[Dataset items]
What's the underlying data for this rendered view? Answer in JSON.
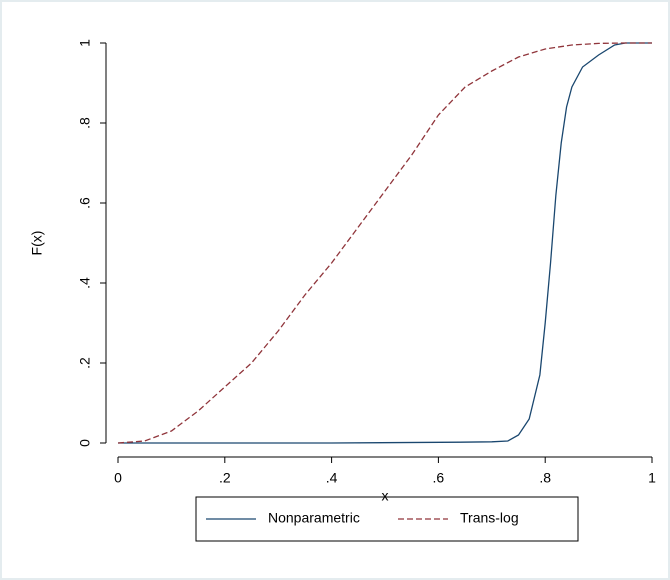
{
  "chart_data": {
    "type": "line",
    "x_label": "x",
    "y_label": "F(x)",
    "xlim": [
      0,
      1
    ],
    "ylim": [
      0,
      1
    ],
    "xticks": [
      0,
      {
        "value": 0.2,
        "label": ".2"
      },
      {
        "value": 0.4,
        "label": ".4"
      },
      {
        "value": 0.6,
        "label": ".6"
      },
      {
        "value": 0.8,
        "label": ".8"
      },
      1
    ],
    "yticks": [
      0,
      {
        "value": 0.2,
        "label": ".2"
      },
      {
        "value": 0.4,
        "label": ".4"
      },
      {
        "value": 0.6,
        "label": ".6"
      },
      {
        "value": 0.8,
        "label": ".8"
      },
      1
    ],
    "series": [
      {
        "name": "Nonparametric",
        "color": "#1a476f",
        "style": "solid",
        "x": [
          0,
          0.2,
          0.4,
          0.64,
          0.7,
          0.73,
          0.75,
          0.77,
          0.79,
          0.8,
          0.81,
          0.82,
          0.83,
          0.84,
          0.85,
          0.87,
          0.9,
          0.93,
          0.95,
          1
        ],
        "values": [
          0,
          0,
          0,
          0.002,
          0.003,
          0.005,
          0.02,
          0.06,
          0.17,
          0.3,
          0.45,
          0.62,
          0.75,
          0.84,
          0.89,
          0.94,
          0.97,
          0.995,
          1,
          1
        ]
      },
      {
        "name": "Trans-log",
        "color": "#90353b",
        "style": "dashed",
        "x": [
          0,
          0.05,
          0.1,
          0.15,
          0.2,
          0.25,
          0.3,
          0.35,
          0.4,
          0.45,
          0.5,
          0.55,
          0.6,
          0.65,
          0.7,
          0.75,
          0.8,
          0.85,
          0.9,
          0.95,
          1
        ],
        "values": [
          0,
          0.005,
          0.03,
          0.08,
          0.14,
          0.2,
          0.28,
          0.37,
          0.45,
          0.54,
          0.63,
          0.72,
          0.82,
          0.89,
          0.93,
          0.965,
          0.985,
          0.995,
          0.999,
          1,
          1
        ]
      }
    ]
  }
}
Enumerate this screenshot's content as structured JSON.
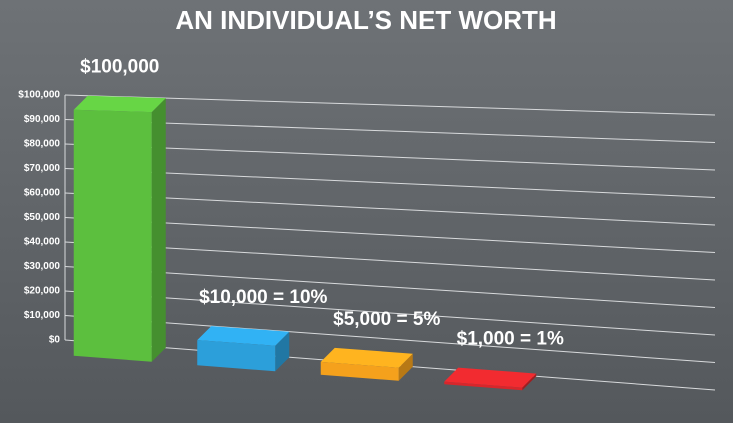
{
  "chart_data": {
    "type": "bar3d",
    "title": "AN INDIVIDUAL’S NET WORTH",
    "categories": [
      null,
      null,
      null,
      null
    ],
    "values": [
      100000,
      10000,
      5000,
      1000
    ],
    "value_labels": [
      "$100,000",
      "$10,000 = 10%",
      "$5,000 = 5%",
      "$1,000 = 1%"
    ],
    "colors": [
      "#5cbf3e",
      "#2c9fda",
      "#f5a11c",
      "#d8262b"
    ],
    "ylim": [
      0,
      100000
    ],
    "yticks": [
      {
        "value": 0,
        "label": "$0"
      },
      {
        "value": 10000,
        "label": "$10,000"
      },
      {
        "value": 20000,
        "label": "$20,000"
      },
      {
        "value": 30000,
        "label": "$30,000"
      },
      {
        "value": 40000,
        "label": "$40,000"
      },
      {
        "value": 50000,
        "label": "$50,000"
      },
      {
        "value": 60000,
        "label": "$60,000"
      },
      {
        "value": 70000,
        "label": "$70,000"
      },
      {
        "value": 80000,
        "label": "$80,000"
      },
      {
        "value": 90000,
        "label": "$90,000"
      },
      {
        "value": 100000,
        "label": "$100,000"
      }
    ],
    "grid": true
  }
}
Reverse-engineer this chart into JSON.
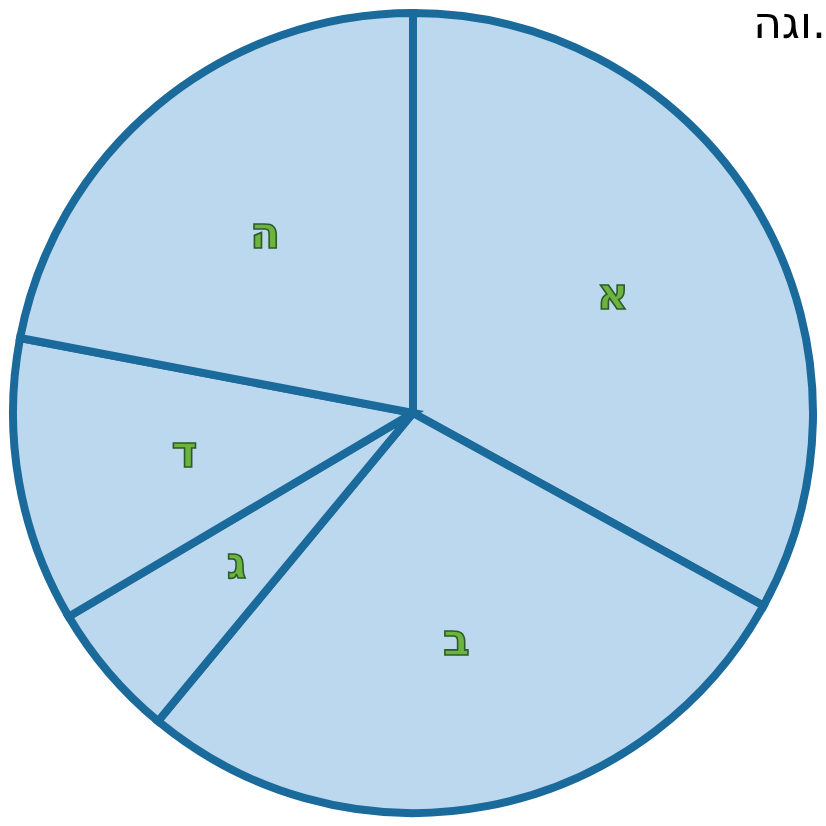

-- The exercise --
Retype the lines exactly as they appear, beginning with the line that contains "Enumerate this screenshot's" and ending with the final line of the entries, and omit the pictures.

-- Complete response --
Enumerate this screenshot's content as structured JSON.
{
  "chart_data": {
    "type": "bar3d",
    "title": "AN INDIVIDUAL’S NET WORTH",
    "categories": [
      null,
      null,
      null,
      null
    ],
    "values": [
      100000,
      10000,
      5000,
      1000
    ],
    "value_labels": [
      "$100,000",
      "$10,000 = 10%",
      "$5,000 = 5%",
      "$1,000 = 1%"
    ],
    "colors": [
      "#5cbf3e",
      "#2c9fda",
      "#f5a11c",
      "#d8262b"
    ],
    "ylim": [
      0,
      100000
    ],
    "yticks": [
      {
        "value": 0,
        "label": "$0"
      },
      {
        "value": 10000,
        "label": "$10,000"
      },
      {
        "value": 20000,
        "label": "$20,000"
      },
      {
        "value": 30000,
        "label": "$30,000"
      },
      {
        "value": 40000,
        "label": "$40,000"
      },
      {
        "value": 50000,
        "label": "$50,000"
      },
      {
        "value": 60000,
        "label": "$60,000"
      },
      {
        "value": 70000,
        "label": "$70,000"
      },
      {
        "value": 80000,
        "label": "$80,000"
      },
      {
        "value": 90000,
        "label": "$90,000"
      },
      {
        "value": 100000,
        "label": "$100,000"
      }
    ],
    "grid": true
  }
}
Reverse-engineer this chart into JSON.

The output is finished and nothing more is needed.